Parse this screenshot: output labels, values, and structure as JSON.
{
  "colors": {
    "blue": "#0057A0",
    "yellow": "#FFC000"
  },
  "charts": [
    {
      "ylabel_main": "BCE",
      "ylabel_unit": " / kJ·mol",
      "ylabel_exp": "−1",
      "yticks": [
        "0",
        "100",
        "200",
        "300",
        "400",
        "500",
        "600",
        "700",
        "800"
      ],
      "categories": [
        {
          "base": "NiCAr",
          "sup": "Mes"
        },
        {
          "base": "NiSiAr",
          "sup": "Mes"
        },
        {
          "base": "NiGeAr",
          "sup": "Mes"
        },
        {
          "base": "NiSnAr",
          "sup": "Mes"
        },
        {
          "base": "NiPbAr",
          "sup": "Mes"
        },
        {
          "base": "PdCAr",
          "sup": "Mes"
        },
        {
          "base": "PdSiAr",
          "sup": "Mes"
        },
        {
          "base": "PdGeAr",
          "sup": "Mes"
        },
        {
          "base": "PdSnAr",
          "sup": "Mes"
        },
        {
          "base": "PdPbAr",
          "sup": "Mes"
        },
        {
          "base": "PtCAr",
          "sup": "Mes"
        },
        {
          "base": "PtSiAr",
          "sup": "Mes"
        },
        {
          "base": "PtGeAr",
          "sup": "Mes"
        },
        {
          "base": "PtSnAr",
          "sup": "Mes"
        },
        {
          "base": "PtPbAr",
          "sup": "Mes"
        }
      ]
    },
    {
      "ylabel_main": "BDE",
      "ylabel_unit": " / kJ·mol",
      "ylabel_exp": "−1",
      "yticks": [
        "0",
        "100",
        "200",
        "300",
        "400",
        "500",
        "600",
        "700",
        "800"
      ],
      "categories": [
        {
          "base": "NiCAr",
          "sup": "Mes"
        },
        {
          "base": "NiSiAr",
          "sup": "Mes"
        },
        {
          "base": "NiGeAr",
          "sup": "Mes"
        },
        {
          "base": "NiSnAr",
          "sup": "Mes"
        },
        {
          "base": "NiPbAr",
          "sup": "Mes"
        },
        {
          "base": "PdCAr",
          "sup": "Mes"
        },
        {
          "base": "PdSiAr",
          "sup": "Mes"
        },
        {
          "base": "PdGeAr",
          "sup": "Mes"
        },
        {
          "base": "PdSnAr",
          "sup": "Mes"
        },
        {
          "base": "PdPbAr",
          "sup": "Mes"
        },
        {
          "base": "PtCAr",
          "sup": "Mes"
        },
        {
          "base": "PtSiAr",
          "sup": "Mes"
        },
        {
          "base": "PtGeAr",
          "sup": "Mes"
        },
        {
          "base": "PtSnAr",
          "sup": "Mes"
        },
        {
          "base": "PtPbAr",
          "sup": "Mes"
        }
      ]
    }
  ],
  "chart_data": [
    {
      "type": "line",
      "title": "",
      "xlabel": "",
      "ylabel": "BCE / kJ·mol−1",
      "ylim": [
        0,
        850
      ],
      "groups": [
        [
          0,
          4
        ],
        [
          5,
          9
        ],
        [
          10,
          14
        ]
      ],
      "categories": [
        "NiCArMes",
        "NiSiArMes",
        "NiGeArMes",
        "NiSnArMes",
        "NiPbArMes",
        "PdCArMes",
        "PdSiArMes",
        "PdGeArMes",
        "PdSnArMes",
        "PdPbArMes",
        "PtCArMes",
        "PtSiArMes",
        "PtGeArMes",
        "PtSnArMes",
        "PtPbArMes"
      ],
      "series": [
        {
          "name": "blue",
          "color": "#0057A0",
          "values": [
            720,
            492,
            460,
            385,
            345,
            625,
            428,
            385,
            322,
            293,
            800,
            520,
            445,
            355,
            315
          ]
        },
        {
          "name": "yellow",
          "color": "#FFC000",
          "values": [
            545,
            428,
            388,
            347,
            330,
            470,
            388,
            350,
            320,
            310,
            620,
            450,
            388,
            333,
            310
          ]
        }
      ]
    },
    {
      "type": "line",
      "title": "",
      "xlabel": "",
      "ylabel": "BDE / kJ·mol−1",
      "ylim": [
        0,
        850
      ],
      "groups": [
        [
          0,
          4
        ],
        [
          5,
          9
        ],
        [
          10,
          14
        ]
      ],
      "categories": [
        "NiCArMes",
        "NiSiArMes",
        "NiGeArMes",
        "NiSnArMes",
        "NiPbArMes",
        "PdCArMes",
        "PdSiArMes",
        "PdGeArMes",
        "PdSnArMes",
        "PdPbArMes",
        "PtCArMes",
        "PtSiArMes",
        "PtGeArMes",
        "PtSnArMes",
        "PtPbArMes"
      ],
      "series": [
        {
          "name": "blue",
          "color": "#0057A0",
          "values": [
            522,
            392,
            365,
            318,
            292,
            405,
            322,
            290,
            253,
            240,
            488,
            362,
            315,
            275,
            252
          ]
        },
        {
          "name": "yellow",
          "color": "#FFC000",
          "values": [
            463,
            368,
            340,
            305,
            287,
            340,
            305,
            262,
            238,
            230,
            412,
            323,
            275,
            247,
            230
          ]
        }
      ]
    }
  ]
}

----

Aim of the exercise: Please set down each line of the records exactly as given.

Final result:
Parse this screenshot: output labels, values, and structure as JSON.
{
  "colors": {
    "blue": "#0057A0",
    "yellow": "#FFC000"
  },
  "charts": [
    {
      "ylabel_main": "BCE",
      "ylabel_unit": " / kJ·mol",
      "ylabel_exp": "−1",
      "yticks": [
        "0",
        "100",
        "200",
        "300",
        "400",
        "500",
        "600",
        "700",
        "800"
      ],
      "categories": [
        {
          "base": "NiCAr",
          "sup": "Mes"
        },
        {
          "base": "NiSiAr",
          "sup": "Mes"
        },
        {
          "base": "NiGeAr",
          "sup": "Mes"
        },
        {
          "base": "NiSnAr",
          "sup": "Mes"
        },
        {
          "base": "NiPbAr",
          "sup": "Mes"
        },
        {
          "base": "PdCAr",
          "sup": "Mes"
        },
        {
          "base": "PdSiAr",
          "sup": "Mes"
        },
        {
          "base": "PdGeAr",
          "sup": "Mes"
        },
        {
          "base": "PdSnAr",
          "sup": "Mes"
        },
        {
          "base": "PdPbAr",
          "sup": "Mes"
        },
        {
          "base": "PtCAr",
          "sup": "Mes"
        },
        {
          "base": "PtSiAr",
          "sup": "Mes"
        },
        {
          "base": "PtGeAr",
          "sup": "Mes"
        },
        {
          "base": "PtSnAr",
          "sup": "Mes"
        },
        {
          "base": "PtPbAr",
          "sup": "Mes"
        }
      ]
    },
    {
      "ylabel_main": "BDE",
      "ylabel_unit": " / kJ·mol",
      "ylabel_exp": "−1",
      "yticks": [
        "0",
        "100",
        "200",
        "300",
        "400",
        "500",
        "600",
        "700",
        "800"
      ],
      "categories": [
        {
          "base": "NiCAr",
          "sup": "Mes"
        },
        {
          "base": "NiSiAr",
          "sup": "Mes"
        },
        {
          "base": "NiGeAr",
          "sup": "Mes"
        },
        {
          "base": "NiSnAr",
          "sup": "Mes"
        },
        {
          "base": "NiPbAr",
          "sup": "Mes"
        },
        {
          "base": "PdCAr",
          "sup": "Mes"
        },
        {
          "base": "PdSiAr",
          "sup": "Mes"
        },
        {
          "base": "PdGeAr",
          "sup": "Mes"
        },
        {
          "base": "PdSnAr",
          "sup": "Mes"
        },
        {
          "base": "PdPbAr",
          "sup": "Mes"
        },
        {
          "base": "PtCAr",
          "sup": "Mes"
        },
        {
          "base": "PtSiAr",
          "sup": "Mes"
        },
        {
          "base": "PtGeAr",
          "sup": "Mes"
        },
        {
          "base": "PtSnAr",
          "sup": "Mes"
        },
        {
          "base": "PtPbAr",
          "sup": "Mes"
        }
      ]
    }
  ],
  "chart_data": [
    {
      "type": "line",
      "title": "",
      "xlabel": "",
      "ylabel": "BCE / kJ·mol−1",
      "ylim": [
        0,
        850
      ],
      "groups": [
        [
          0,
          4
        ],
        [
          5,
          9
        ],
        [
          10,
          14
        ]
      ],
      "categories": [
        "NiCArMes",
        "NiSiArMes",
        "NiGeArMes",
        "NiSnArMes",
        "NiPbArMes",
        "PdCArMes",
        "PdSiArMes",
        "PdGeArMes",
        "PdSnArMes",
        "PdPbArMes",
        "PtCArMes",
        "PtSiArMes",
        "PtGeArMes",
        "PtSnArMes",
        "PtPbArMes"
      ],
      "series": [
        {
          "name": "blue",
          "color": "#0057A0",
          "values": [
            720,
            492,
            460,
            385,
            345,
            625,
            428,
            385,
            322,
            293,
            800,
            520,
            445,
            355,
            315
          ]
        },
        {
          "name": "yellow",
          "color": "#FFC000",
          "values": [
            545,
            428,
            388,
            347,
            330,
            470,
            388,
            350,
            320,
            310,
            620,
            450,
            388,
            333,
            310
          ]
        }
      ]
    },
    {
      "type": "line",
      "title": "",
      "xlabel": "",
      "ylabel": "BDE / kJ·mol−1",
      "ylim": [
        0,
        850
      ],
      "groups": [
        [
          0,
          4
        ],
        [
          5,
          9
        ],
        [
          10,
          14
        ]
      ],
      "categories": [
        "NiCArMes",
        "NiSiArMes",
        "NiGeArMes",
        "NiSnArMes",
        "NiPbArMes",
        "PdCArMes",
        "PdSiArMes",
        "PdGeArMes",
        "PdSnArMes",
        "PdPbArMes",
        "PtCArMes",
        "PtSiArMes",
        "PtGeArMes",
        "PtSnArMes",
        "PtPbArMes"
      ],
      "series": [
        {
          "name": "blue",
          "color": "#0057A0",
          "values": [
            522,
            392,
            365,
            318,
            292,
            405,
            322,
            290,
            253,
            240,
            488,
            362,
            315,
            275,
            252
          ]
        },
        {
          "name": "yellow",
          "color": "#FFC000",
          "values": [
            463,
            368,
            340,
            305,
            287,
            340,
            305,
            262,
            238,
            230,
            412,
            323,
            275,
            247,
            230
          ]
        }
      ]
    }
  ]
}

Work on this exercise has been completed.